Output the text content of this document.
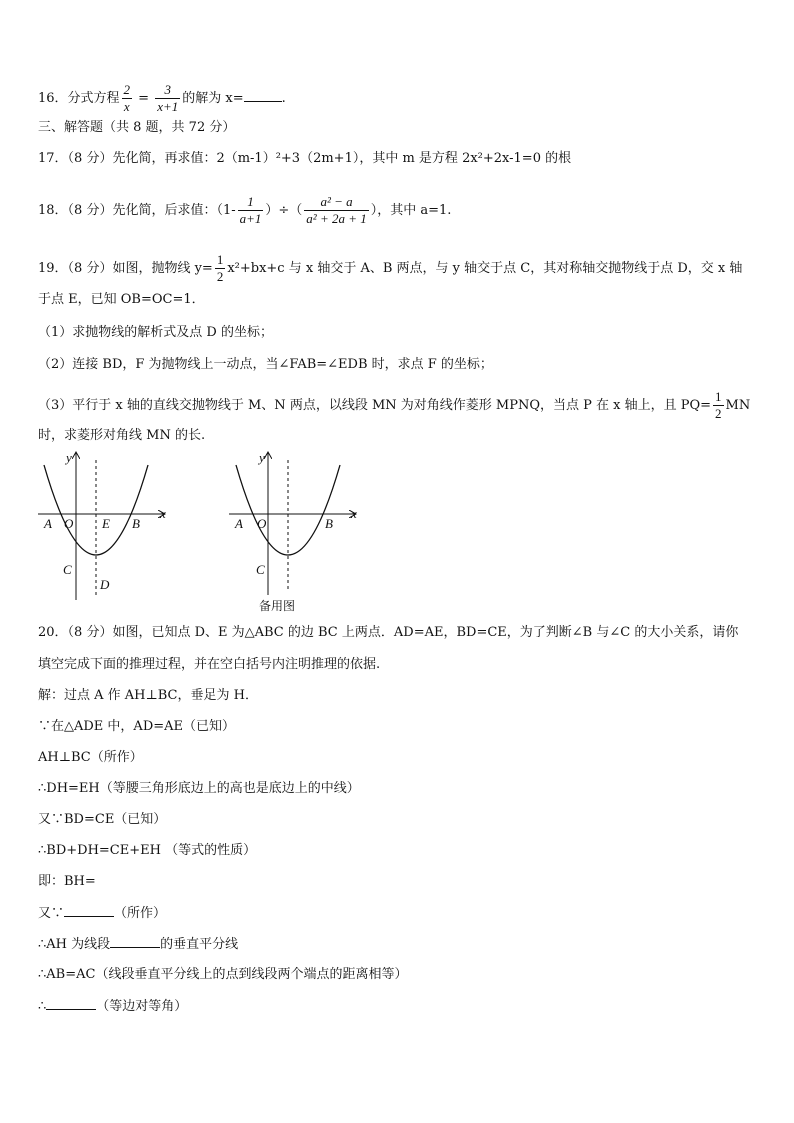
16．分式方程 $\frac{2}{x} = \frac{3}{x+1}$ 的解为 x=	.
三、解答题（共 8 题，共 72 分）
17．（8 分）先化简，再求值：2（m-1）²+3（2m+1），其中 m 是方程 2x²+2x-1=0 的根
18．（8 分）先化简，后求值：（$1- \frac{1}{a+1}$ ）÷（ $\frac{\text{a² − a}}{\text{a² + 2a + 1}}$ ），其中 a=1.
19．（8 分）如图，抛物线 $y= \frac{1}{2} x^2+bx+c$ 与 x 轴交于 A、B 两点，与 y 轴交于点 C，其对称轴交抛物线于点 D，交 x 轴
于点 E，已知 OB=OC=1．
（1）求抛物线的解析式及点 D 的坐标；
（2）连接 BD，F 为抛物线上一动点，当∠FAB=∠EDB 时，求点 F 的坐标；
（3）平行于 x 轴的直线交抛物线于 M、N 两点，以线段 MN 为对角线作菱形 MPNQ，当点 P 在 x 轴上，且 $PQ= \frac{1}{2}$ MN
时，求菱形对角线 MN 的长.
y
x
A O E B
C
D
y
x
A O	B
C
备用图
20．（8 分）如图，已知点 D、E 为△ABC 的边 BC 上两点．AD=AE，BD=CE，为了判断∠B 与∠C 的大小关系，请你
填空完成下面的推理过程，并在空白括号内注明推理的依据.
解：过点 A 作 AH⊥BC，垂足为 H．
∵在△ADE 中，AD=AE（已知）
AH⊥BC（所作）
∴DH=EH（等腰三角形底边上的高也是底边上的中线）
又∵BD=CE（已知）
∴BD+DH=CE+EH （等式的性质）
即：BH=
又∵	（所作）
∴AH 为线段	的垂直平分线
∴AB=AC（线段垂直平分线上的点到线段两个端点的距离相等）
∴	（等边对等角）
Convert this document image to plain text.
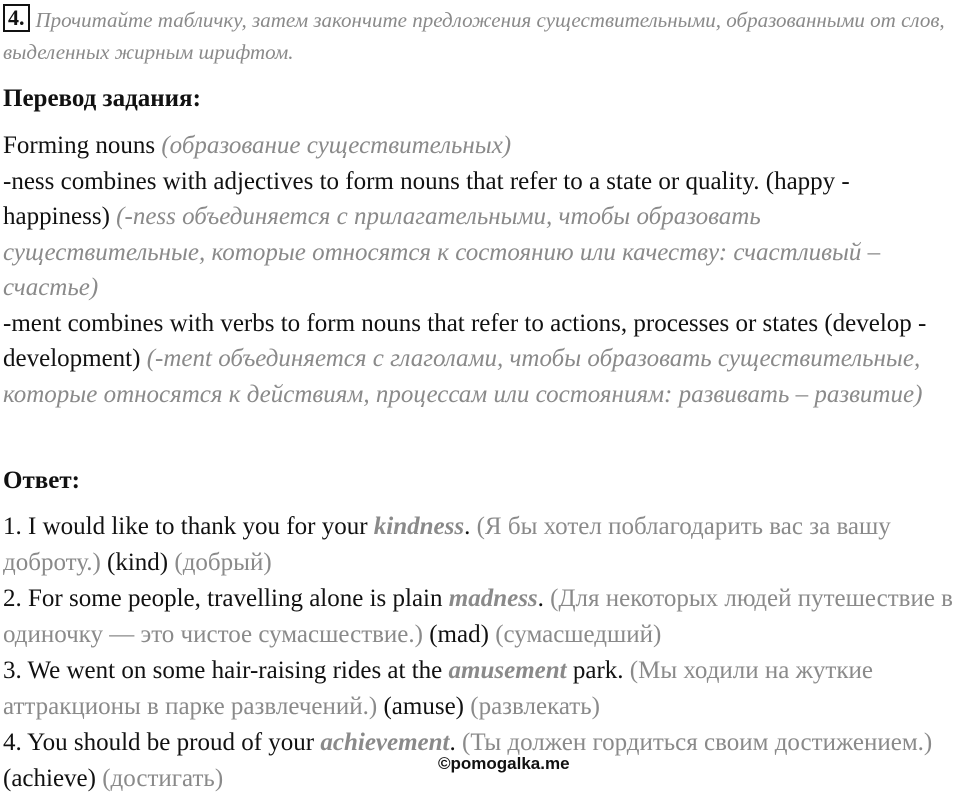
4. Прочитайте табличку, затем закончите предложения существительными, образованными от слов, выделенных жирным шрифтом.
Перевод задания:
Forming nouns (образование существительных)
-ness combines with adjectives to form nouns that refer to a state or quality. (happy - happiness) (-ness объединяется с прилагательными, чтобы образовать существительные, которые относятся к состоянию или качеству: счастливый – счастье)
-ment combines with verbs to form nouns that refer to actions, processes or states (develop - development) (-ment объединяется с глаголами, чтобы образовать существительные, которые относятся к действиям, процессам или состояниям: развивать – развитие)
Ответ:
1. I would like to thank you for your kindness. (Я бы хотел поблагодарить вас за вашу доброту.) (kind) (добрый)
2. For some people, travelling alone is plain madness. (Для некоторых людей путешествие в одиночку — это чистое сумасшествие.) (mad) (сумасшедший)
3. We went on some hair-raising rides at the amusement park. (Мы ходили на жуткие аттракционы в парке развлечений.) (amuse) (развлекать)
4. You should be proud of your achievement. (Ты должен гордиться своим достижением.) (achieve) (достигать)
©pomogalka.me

_Stated task_
Make an exact copy of all entries above, dropping the images.

_Final result_
Output the text content of this document.
16．分式方程 $\frac{2}{x} = \frac{3}{x+1}$ 的解为 x=	.
三、解答题（共 8 题，共 72 分）
17．（8 分）先化简，再求值：2（m-1）²+3（2m+1），其中 m 是方程 2x²+2x-1=0 的根
18．（8 分）先化简，后求值：（$1- \frac{1}{a+1}$ ）÷（ $\frac{\text{a² − a}}{\text{a² + 2a + 1}}$ ），其中 a=1.
19．（8 分）如图，抛物线 $y= \frac{1}{2} x^2+bx+c$ 与 x 轴交于 A、B 两点，与 y 轴交于点 C，其对称轴交抛物线于点 D，交 x 轴
于点 E，已知 OB=OC=1．
（1）求抛物线的解析式及点 D 的坐标；
（2）连接 BD，F 为抛物线上一动点，当∠FAB=∠EDB 时，求点 F 的坐标；
（3）平行于 x 轴的直线交抛物线于 M、N 两点，以线段 MN 为对角线作菱形 MPNQ，当点 P 在 x 轴上，且 $PQ= \frac{1}{2}$ MN
时，求菱形对角线 MN 的长.
y
x
A O E B
C
D
y
x
A O	B
C
备用图
20．（8 分）如图，已知点 D、E 为△ABC 的边 BC 上两点．AD=AE，BD=CE，为了判断∠B 与∠C 的大小关系，请你
填空完成下面的推理过程，并在空白括号内注明推理的依据.
解：过点 A 作 AH⊥BC，垂足为 H．
∵在△ADE 中，AD=AE（已知）
AH⊥BC（所作）
∴DH=EH（等腰三角形底边上的高也是底边上的中线）
又∵BD=CE（已知）
∴BD+DH=CE+EH （等式的性质）
即：BH=
又∵	（所作）
∴AH 为线段	的垂直平分线
∴AB=AC（线段垂直平分线上的点到线段两个端点的距离相等）
∴	（等边对等角）
Convert this document image to plain text.
4. Прочитайте табличку, затем закончите предложения существительными, образованными от слов, выделенных жирным шрифтом.
Перевод задания:
Forming nouns (образование существительных)
-ness combines with adjectives to form nouns that refer to a state or quality. (happy - happiness) (-ness объединяется с прилагательными, чтобы образовать существительные, которые относятся к состоянию или качеству: счастливый – счастье)
-ment combines with verbs to form nouns that refer to actions, processes or states (develop - development) (-ment объединяется с глаголами, чтобы образовать существительные, которые относятся к действиям, процессам или состояниям: развивать – развитие)
Ответ:
1. I would like to thank you for your kindness. (Я бы хотел поблагодарить вас за вашу доброту.) (kind) (добрый)
2. For some people, travelling alone is plain madness. (Для некоторых людей путешествие в одиночку — это чистое сумасшествие.) (mad) (сумасшедший)
3. We went on some hair-raising rides at the amusement park. (Мы ходили на жуткие аттракционы в парке развлечений.) (amuse) (развлекать)
4. You should be proud of your achievement. (Ты должен гордиться своим достижением.) (achieve) (достигать)
©pomogalka.me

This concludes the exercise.